**Instruction**
Write out every line below that includes the word "adipisicing".

══ Supplied data

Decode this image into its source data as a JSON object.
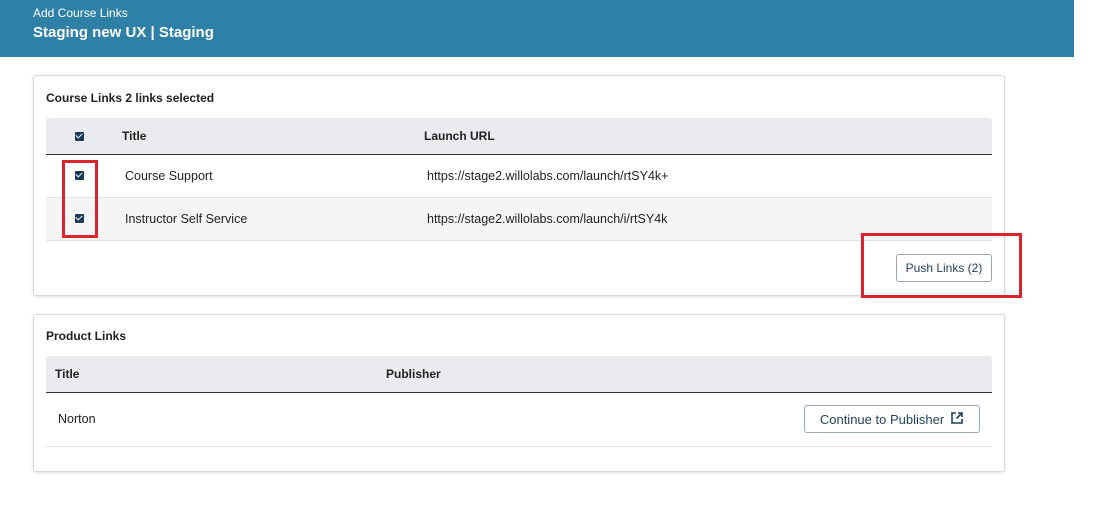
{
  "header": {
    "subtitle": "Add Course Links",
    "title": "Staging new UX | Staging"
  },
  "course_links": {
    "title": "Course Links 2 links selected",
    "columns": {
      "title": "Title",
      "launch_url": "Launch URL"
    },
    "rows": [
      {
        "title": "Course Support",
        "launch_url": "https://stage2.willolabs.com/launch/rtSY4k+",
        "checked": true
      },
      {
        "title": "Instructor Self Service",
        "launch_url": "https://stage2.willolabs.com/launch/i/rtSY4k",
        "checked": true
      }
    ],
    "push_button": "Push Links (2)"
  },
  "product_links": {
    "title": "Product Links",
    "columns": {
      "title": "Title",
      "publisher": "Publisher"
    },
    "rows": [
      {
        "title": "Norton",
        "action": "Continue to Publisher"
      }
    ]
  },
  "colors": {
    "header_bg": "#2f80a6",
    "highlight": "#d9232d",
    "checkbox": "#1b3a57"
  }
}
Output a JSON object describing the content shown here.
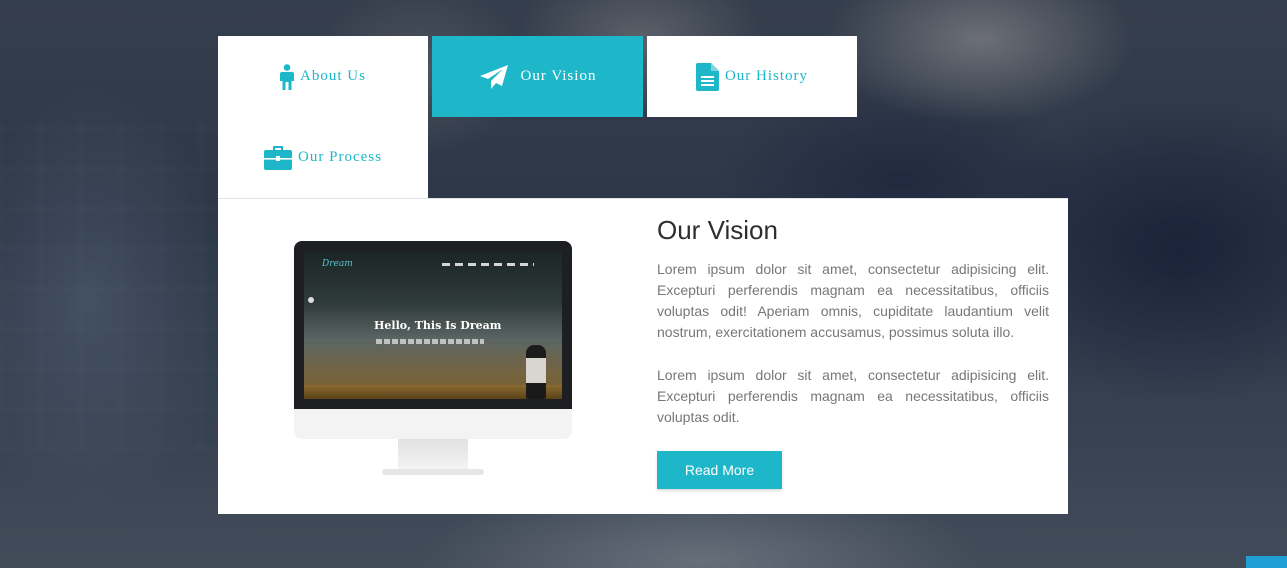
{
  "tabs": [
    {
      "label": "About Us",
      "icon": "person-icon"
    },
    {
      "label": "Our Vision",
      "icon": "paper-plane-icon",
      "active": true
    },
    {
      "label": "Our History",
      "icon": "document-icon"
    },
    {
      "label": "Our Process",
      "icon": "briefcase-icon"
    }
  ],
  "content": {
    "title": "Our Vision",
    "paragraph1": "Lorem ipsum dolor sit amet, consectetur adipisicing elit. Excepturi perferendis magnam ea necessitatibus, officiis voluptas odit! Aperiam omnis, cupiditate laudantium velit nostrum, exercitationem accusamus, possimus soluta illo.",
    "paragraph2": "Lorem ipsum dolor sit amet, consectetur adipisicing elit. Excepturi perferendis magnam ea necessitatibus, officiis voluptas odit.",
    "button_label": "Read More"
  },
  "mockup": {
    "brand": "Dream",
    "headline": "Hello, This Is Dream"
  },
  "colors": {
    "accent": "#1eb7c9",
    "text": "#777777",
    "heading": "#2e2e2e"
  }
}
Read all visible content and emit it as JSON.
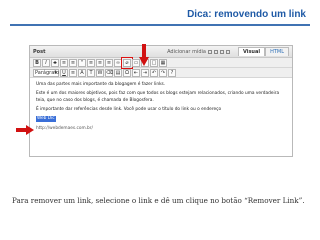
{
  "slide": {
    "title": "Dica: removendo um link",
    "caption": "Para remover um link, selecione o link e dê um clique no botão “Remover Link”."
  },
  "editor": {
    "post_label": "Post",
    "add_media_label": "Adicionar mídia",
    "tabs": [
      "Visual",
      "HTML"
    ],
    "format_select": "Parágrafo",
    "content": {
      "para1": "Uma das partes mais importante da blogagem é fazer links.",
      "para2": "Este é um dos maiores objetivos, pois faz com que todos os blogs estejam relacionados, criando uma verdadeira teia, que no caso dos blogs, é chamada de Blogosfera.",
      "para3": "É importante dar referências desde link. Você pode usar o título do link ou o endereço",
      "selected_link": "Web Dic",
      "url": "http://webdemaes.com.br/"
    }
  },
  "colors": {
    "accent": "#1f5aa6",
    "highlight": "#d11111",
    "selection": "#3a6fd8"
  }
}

════

**Exercise output**
    "paragraph1": "Lorem ipsum dolor sit amet, consectetur adipisicing elit. Excepturi perferendis magnam ea necessitatibus, officiis voluptas odit! Aperiam omnis, cupiditate laudantium velit nostrum, exercitationem accusamus, possimus soluta illo.",
    "paragraph2": "Lorem ipsum dolor sit amet, consectetur adipisicing elit. Excepturi perferendis magnam ea necessitatibus, officiis voluptas odit.",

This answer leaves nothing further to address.